Records from a data source:
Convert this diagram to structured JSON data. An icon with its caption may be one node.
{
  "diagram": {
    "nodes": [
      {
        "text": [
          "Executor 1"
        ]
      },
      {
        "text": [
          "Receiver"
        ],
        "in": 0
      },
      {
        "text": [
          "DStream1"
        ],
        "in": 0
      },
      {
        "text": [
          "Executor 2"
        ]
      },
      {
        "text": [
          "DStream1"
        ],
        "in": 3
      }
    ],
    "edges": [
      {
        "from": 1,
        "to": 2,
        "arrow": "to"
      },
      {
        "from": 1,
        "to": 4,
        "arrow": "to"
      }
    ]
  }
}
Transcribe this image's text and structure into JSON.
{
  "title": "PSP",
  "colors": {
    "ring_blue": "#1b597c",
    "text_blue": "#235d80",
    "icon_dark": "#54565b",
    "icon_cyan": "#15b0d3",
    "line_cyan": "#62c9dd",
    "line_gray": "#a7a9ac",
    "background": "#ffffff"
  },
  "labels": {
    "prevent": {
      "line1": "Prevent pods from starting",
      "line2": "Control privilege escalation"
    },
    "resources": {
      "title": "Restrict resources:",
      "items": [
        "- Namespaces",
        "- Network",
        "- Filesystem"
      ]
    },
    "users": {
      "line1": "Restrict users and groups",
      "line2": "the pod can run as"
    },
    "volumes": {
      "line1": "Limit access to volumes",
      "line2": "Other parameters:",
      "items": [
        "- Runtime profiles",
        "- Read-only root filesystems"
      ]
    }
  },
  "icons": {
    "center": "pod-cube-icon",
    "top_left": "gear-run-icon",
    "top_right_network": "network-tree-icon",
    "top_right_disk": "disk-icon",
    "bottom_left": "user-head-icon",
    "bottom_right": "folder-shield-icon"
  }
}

Brief: Reproduce each entry exactly, leaving out nothing.

Complete output:
Convert this diagram to structured JSON data. An icon with its caption may be one node.
{
  "diagram": {
    "nodes": [
      {
        "text": [
          "Executor 1"
        ]
      },
      {
        "text": [
          "Receiver"
        ],
        "in": 0
      },
      {
        "text": [
          "DStream1"
        ],
        "in": 0
      },
      {
        "text": [
          "Executor 2"
        ]
      },
      {
        "text": [
          "DStream1"
        ],
        "in": 3
      }
    ],
    "edges": [
      {
        "from": 1,
        "to": 2,
        "arrow": "to"
      },
      {
        "from": 1,
        "to": 4,
        "arrow": "to"
      }
    ]
  }
}
Transcribe this image's text and structure into JSON.
{
  "title": "PSP",
  "colors": {
    "ring_blue": "#1b597c",
    "text_blue": "#235d80",
    "icon_dark": "#54565b",
    "icon_cyan": "#15b0d3",
    "line_cyan": "#62c9dd",
    "line_gray": "#a7a9ac",
    "background": "#ffffff"
  },
  "labels": {
    "prevent": {
      "line1": "Prevent pods from starting",
      "line2": "Control privilege escalation"
    },
    "resources": {
      "title": "Restrict resources:",
      "items": [
        "- Namespaces",
        "- Network",
        "- Filesystem"
      ]
    },
    "users": {
      "line1": "Restrict users and groups",
      "line2": "the pod can run as"
    },
    "volumes": {
      "line1": "Limit access to volumes",
      "line2": "Other parameters:",
      "items": [
        "- Runtime profiles",
        "- Read-only root filesystems"
      ]
    }
  },
  "icons": {
    "center": "pod-cube-icon",
    "top_left": "gear-run-icon",
    "top_right_network": "network-tree-icon",
    "top_right_disk": "disk-icon",
    "bottom_left": "user-head-icon",
    "bottom_right": "folder-shield-icon"
  }
}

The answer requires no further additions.